Your instructions ▸ Return the lines below that carry the word "this".

Records provided ▸
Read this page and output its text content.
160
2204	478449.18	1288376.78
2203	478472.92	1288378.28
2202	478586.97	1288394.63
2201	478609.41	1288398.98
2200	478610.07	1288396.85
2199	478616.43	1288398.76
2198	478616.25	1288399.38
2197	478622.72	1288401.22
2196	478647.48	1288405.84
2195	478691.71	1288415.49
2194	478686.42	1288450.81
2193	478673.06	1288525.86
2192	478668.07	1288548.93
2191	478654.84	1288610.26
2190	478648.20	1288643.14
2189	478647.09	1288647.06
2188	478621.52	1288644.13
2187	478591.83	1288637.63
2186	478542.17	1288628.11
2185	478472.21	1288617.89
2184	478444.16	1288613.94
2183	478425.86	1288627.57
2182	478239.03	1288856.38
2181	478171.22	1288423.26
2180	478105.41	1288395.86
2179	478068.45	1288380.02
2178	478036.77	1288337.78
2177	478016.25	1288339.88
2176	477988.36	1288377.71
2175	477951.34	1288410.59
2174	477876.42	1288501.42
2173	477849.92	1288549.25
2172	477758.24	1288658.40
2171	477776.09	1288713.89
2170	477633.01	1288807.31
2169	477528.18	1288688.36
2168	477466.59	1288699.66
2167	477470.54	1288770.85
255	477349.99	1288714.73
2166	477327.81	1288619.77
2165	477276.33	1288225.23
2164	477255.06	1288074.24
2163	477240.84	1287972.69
* * *
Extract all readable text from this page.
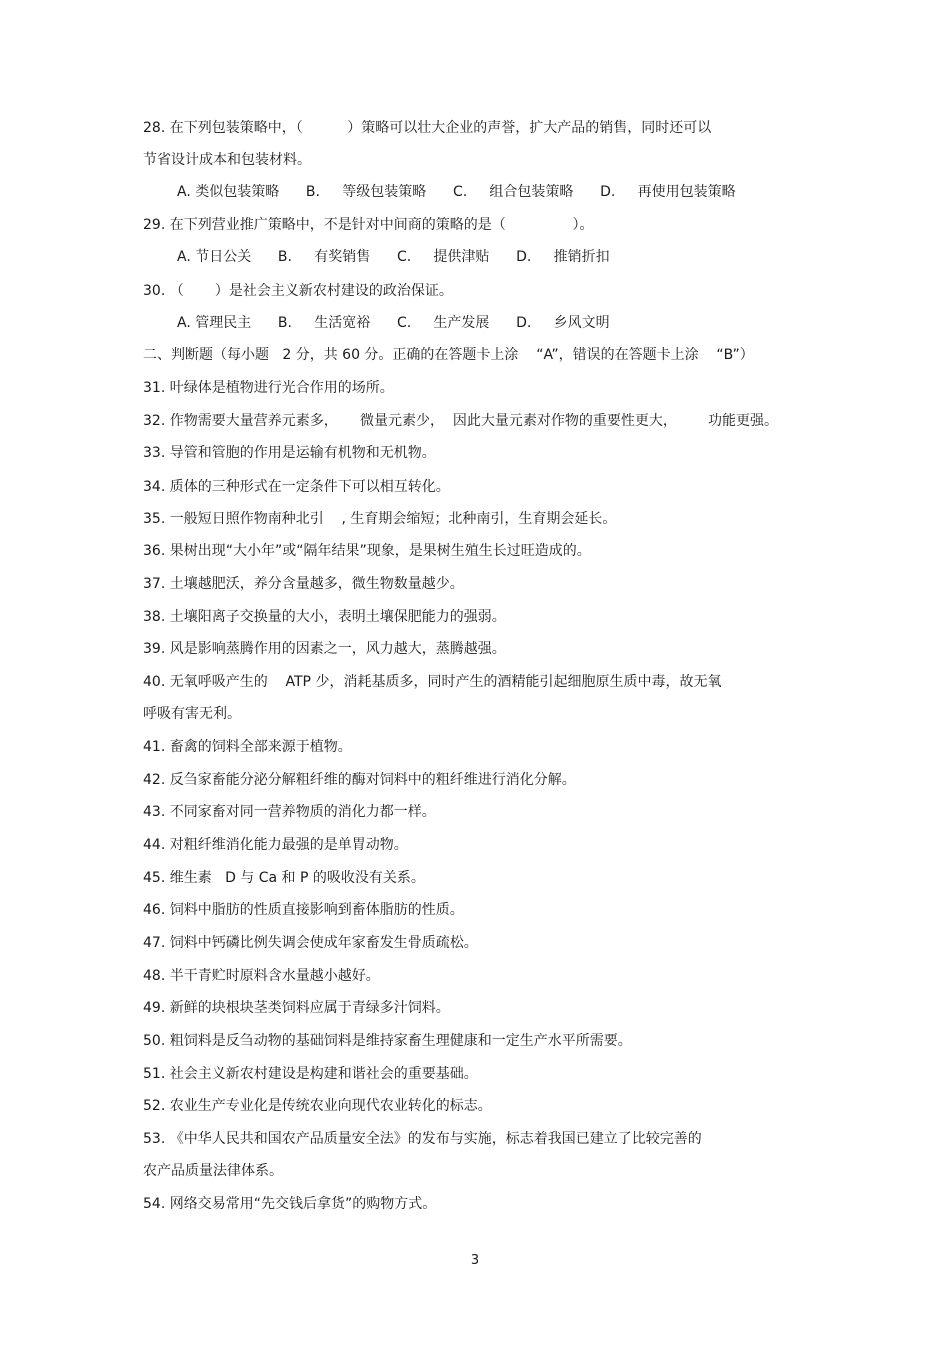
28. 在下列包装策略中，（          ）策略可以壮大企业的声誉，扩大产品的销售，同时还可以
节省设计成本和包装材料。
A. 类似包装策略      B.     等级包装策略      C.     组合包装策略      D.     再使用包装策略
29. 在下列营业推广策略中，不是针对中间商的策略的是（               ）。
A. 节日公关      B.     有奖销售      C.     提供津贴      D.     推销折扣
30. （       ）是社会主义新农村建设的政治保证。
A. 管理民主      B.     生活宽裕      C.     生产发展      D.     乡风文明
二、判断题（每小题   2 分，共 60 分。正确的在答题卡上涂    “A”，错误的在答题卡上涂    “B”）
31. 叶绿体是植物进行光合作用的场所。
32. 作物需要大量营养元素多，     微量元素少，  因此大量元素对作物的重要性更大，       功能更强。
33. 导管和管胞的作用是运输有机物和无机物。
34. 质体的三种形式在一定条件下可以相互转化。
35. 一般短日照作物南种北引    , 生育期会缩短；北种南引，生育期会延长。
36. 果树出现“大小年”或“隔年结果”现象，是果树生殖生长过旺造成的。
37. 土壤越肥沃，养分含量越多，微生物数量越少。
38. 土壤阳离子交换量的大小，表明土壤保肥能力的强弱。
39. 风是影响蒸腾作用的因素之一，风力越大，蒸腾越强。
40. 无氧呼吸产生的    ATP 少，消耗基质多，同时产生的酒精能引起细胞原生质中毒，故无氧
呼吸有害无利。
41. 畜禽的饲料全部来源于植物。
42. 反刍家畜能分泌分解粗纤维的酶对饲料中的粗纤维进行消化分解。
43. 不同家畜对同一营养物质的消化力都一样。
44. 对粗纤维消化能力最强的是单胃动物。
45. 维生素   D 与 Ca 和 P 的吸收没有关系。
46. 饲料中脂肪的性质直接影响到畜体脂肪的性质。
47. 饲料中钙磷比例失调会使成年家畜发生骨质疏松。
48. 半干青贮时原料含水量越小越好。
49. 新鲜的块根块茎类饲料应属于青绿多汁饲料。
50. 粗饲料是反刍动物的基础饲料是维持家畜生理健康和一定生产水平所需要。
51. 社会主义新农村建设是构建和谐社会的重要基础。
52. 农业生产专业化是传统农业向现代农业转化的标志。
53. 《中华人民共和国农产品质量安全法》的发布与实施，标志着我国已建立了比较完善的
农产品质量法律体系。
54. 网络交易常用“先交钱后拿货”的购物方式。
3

Written solution ▸
Read this page and output its text content.
Extract all readable text from this page.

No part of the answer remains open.